• _TASK DIRECTIONS_
In the records below, find each line containing the word "avatar" and copy it.
--- Start ---
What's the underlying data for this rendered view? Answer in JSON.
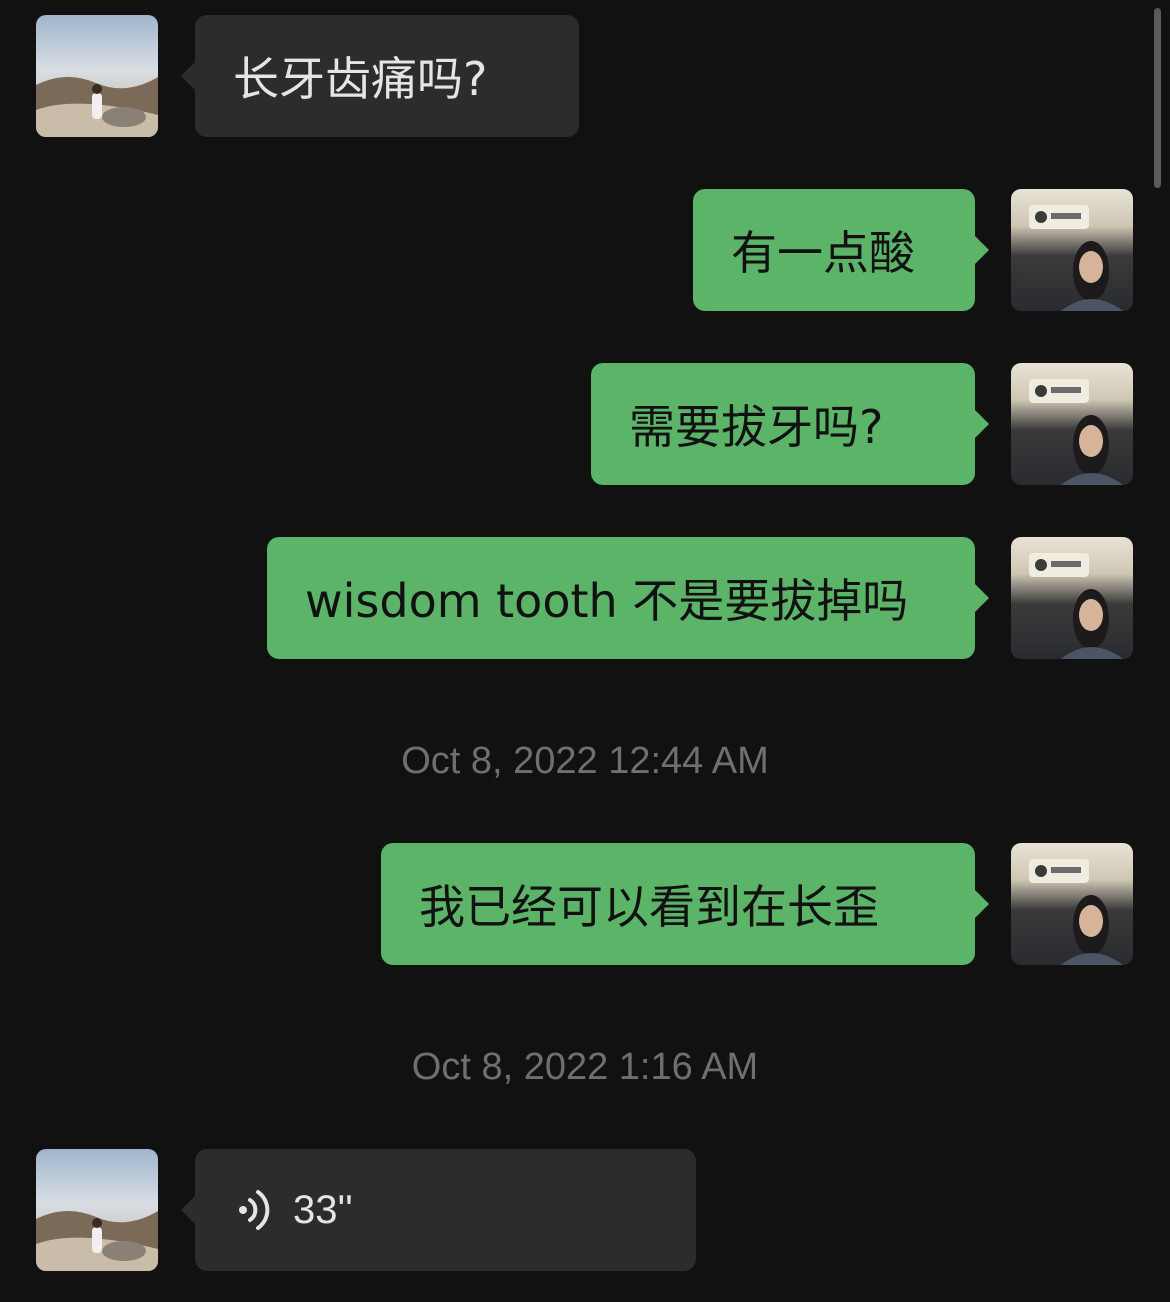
{
  "messages": [
    {
      "side": "in",
      "text": "长牙齿痛吗?"
    },
    {
      "side": "out",
      "text": "有一点酸"
    },
    {
      "side": "out",
      "text": "需要拔牙吗?"
    },
    {
      "side": "out",
      "text": "wisdom tooth 不是要拔掉吗"
    },
    {
      "side": "out",
      "text": "我已经可以看到在长歪"
    },
    {
      "side": "in",
      "type": "voice",
      "duration": "33''"
    }
  ],
  "timestamps": [
    "Oct 8, 2022 12:44 AM",
    "Oct 8, 2022 1:16 AM"
  ],
  "colors": {
    "background": "#111111",
    "incoming_bubble": "#2c2c2c",
    "outgoing_bubble": "#5bb468",
    "timestamp_text": "#6f6f6f"
  },
  "icons": {
    "voice": "voice-wave-icon",
    "contact_avatar": "contact-avatar",
    "self_avatar": "self-avatar"
  }
}
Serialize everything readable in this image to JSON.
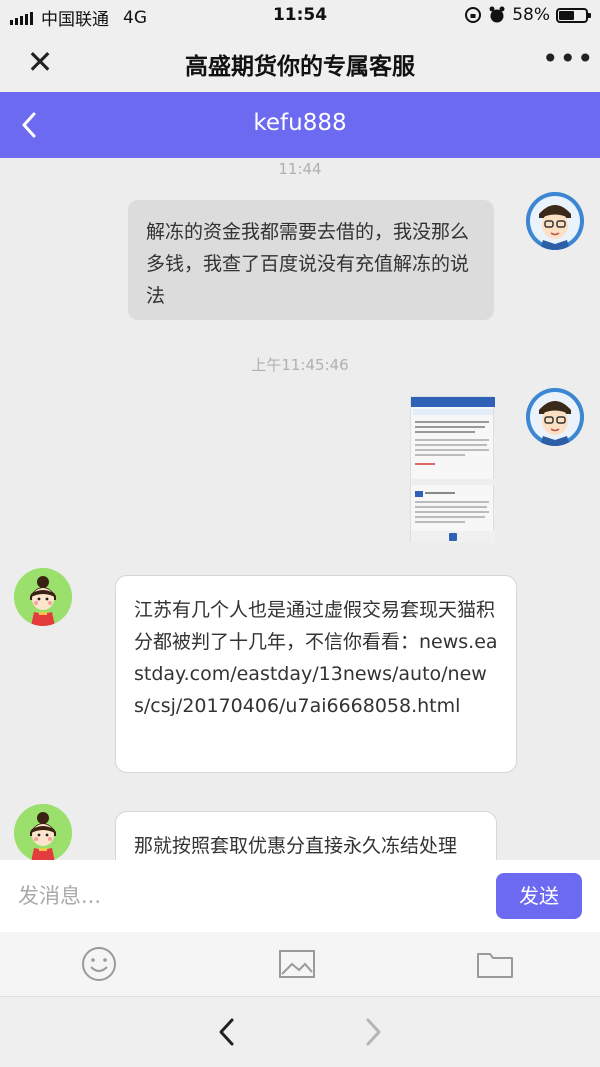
--- End ---
• _RESULT FOR THIS EXERCISE_
    "contact_avatar": "contact-avatar",
    "self_avatar": "self-avatar"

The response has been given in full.